Dataset entries
========================================================================

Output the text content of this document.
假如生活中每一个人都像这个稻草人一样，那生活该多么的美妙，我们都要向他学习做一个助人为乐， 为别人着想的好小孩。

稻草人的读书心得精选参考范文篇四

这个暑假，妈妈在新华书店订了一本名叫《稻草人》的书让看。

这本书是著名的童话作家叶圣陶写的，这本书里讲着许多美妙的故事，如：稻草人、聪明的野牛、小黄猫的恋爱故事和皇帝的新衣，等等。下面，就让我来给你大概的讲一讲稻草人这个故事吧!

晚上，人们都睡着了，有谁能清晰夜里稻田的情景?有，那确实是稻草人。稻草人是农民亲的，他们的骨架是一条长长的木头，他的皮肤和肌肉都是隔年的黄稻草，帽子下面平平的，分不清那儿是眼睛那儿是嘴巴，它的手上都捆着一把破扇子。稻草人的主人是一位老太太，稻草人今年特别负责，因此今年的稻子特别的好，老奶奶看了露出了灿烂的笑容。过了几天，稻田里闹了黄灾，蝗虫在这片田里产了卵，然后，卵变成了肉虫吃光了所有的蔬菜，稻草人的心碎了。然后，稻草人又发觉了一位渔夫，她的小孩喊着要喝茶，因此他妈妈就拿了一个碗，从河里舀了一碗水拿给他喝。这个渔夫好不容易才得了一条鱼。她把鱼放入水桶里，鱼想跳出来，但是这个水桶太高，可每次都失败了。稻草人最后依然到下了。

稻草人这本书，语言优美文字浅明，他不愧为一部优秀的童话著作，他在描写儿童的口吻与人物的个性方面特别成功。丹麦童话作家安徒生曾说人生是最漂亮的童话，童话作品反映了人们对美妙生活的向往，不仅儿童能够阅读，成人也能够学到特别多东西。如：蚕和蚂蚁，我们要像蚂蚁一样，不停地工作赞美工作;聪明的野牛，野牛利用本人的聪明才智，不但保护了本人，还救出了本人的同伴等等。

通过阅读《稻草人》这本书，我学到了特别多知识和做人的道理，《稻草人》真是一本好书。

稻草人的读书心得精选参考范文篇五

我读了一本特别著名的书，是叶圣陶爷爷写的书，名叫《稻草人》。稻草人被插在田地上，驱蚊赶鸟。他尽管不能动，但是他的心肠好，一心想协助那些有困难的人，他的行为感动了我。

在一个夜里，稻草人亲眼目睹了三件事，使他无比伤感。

========================================================================

Instructions to follow: The records above are to be repeated exactly, in their entirety.

The solution:
Output the text content of this document.
假如生活中每一个人都像这个稻草人一样，那生活该多么的美妙，我们都要向他学习做一个助人为乐， 为别人着想的好小孩。

稻草人的读书心得精选参考范文篇四

这个暑假，妈妈在新华书店订了一本名叫《稻草人》的书让看。

这本书是著名的童话作家叶圣陶写的，这本书里讲着许多美妙的故事，如：稻草人、聪明的野牛、小黄猫的恋爱故事和皇帝的新衣，等等。下面，就让我来给你大概的讲一讲稻草人这个故事吧!

晚上，人们都睡着了，有谁能清晰夜里稻田的情景?有，那确实是稻草人。稻草人是农民亲的，他们的骨架是一条长长的木头，他的皮肤和肌肉都是隔年的黄稻草，帽子下面平平的，分不清那儿是眼睛那儿是嘴巴，它的手上都捆着一把破扇子。稻草人的主人是一位老太太，稻草人今年特别负责，因此今年的稻子特别的好，老奶奶看了露出了灿烂的笑容。过了几天，稻田里闹了黄灾，蝗虫在这片田里产了卵，然后，卵变成了肉虫吃光了所有的蔬菜，稻草人的心碎了。然后，稻草人又发觉了一位渔夫，她的小孩喊着要喝茶，因此他妈妈就拿了一个碗，从河里舀了一碗水拿给他喝。这个渔夫好不容易才得了一条鱼。她把鱼放入水桶里，鱼想跳出来，但是这个水桶太高，可每次都失败了。稻草人最后依然到下了。

稻草人这本书，语言优美文字浅明，他不愧为一部优秀的童话著作，他在描写儿童的口吻与人物的个性方面特别成功。丹麦童话作家安徒生曾说人生是最漂亮的童话，童话作品反映了人们对美妙生活的向往，不仅儿童能够阅读，成人也能够学到特别多东西。如：蚕和蚂蚁，我们要像蚂蚁一样，不停地工作赞美工作;聪明的野牛，野牛利用本人的聪明才智，不但保护了本人，还救出了本人的同伴等等。

通过阅读《稻草人》这本书，我学到了特别多知识和做人的道理，《稻草人》真是一本好书。

稻草人的读书心得精选参考范文篇五

我读了一本特别著名的书，是叶圣陶爷爷写的书，名叫《稻草人》。稻草人被插在田地上，驱蚊赶鸟。他尽管不能动，但是他的心肠好，一心想协助那些有困难的人，他的行为感动了我。

在一个夜里，稻草人亲眼目睹了三件事，使他无比伤感。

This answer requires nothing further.